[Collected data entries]
⟨
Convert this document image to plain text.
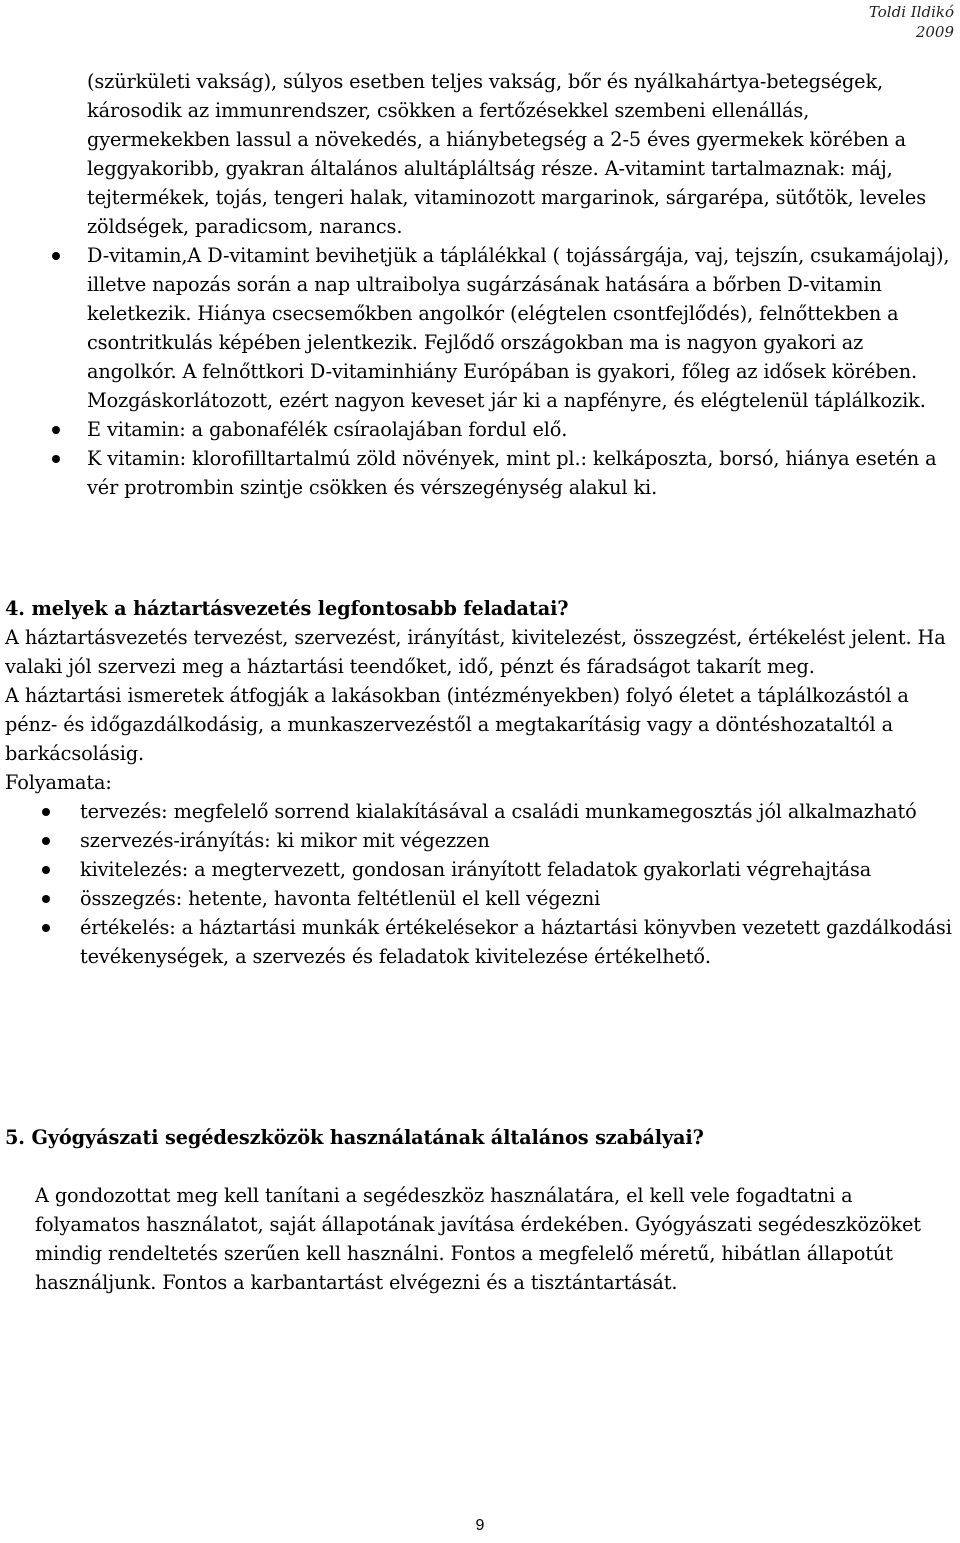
Toldi Ildikó
2009

(szürkületi vakság), súlyos esetben teljes vakság, bőr és nyálkahártya-betegségek, károsodik az immunrendszer, csökken a fertőzésekkel szembeni ellenállás, gyermekekben lassul a növekedés, a hiánybetegség a 2-5 éves gyermekek körében a leggyakoribb, gyakran általános alultápláltság része. A-vitamint tartalmaznak: máj, tejtermékek, tojás, tengeri halak, vitaminozott margarinok, sárgarépa, sütőtök, leveles zöldségek, paradicsom, narancs.

D-vitamin,A D-vitamint bevihetjük a táplálékkal ( tojássárgája, vaj, tejszín, csukamájolaj), illetve napozás során a nap ultraibolya sugárzásának hatására a bőrben D-vitamin keletkezik. Hiánya csecsemőkben angolkór (elégtelen csontfejlődés), felnőttekben a csontritkulás képében jelentkezik. Fejlődő országokban ma is nagyon gyakori az angolkór. A felnőttkori D-vitaminhiány Európában is gyakori, főleg az idősek körében. Mozgáskorlátozott, ezért nagyon keveset jár ki a napfényre, és elégtelenül táplálkozik.
E vitamin: a gabonafélék csíraolajában fordul elő.
K vitamin: klorofilltartalmú zöld növények, mint pl.: kelkáposzta, borsó, hiánya esetén a vér protrombin szintje csökken és vérszegénység alakul ki.

4. melyek a háztartásvezetés legfontosabb feladatai?

A háztartásvezetés tervezést, szervezést, irányítást, kivitelezést, összegzést, értékelést jelent. Ha valaki jól szervezi meg a háztartási teendőket, idő, pénzt és fáradságot takarít meg.

A háztartási ismeretek átfogják a lakásokban (intézményekben) folyó életet a táplálkozástól a pénz- és időgazdálkodásig, a munkaszervezéstől a megtakarításig vagy a döntéshozataltól a barkácsolásig.

Folyamata:

tervezés: megfelelő sorrend kialakításával a családi munkamegosztás jól alkalmazható
szervezés-irányítás: ki mikor mit végezzen
kivitelezés: a megtervezett, gondosan irányított feladatok gyakorlati végrehajtása
összegzés: hetente, havonta feltétlenül el kell végezni
értékelés: a háztartási munkák értékelésekor a háztartási könyvben vezetett gazdálkodási tevékenységek, a szervezés és feladatok kivitelezése értékelhető.

5. Gyógyászati segédeszközök használatának általános szabályai?

A gondozottat meg kell tanítani a segédeszköz használatára, el kell vele fogadtatni a folyamatos használatot, saját állapotának javítása érdekében. Gyógyászati segédeszközöket mindig rendeltetés szerűen kell használni. Fontos a megfelelő méretű, hibátlan állapotút használjunk. Fontos a karbantartást elvégezni és a tisztántartását.

9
⟩
» **Instructions to follow**
Read the entries above, then pull out the lines that include "háztartásvezetés".

» **Exercise result**
4. melyek a háztartásvezetés legfontosabb feladatai?
A háztartásvezetés tervezést, szervezést, irányítást, kivitelezést, összegzést, értékelést jelent. Ha valaki jól szervezi meg a háztartási teendőket, idő, pénzt és fáradságot takarít meg.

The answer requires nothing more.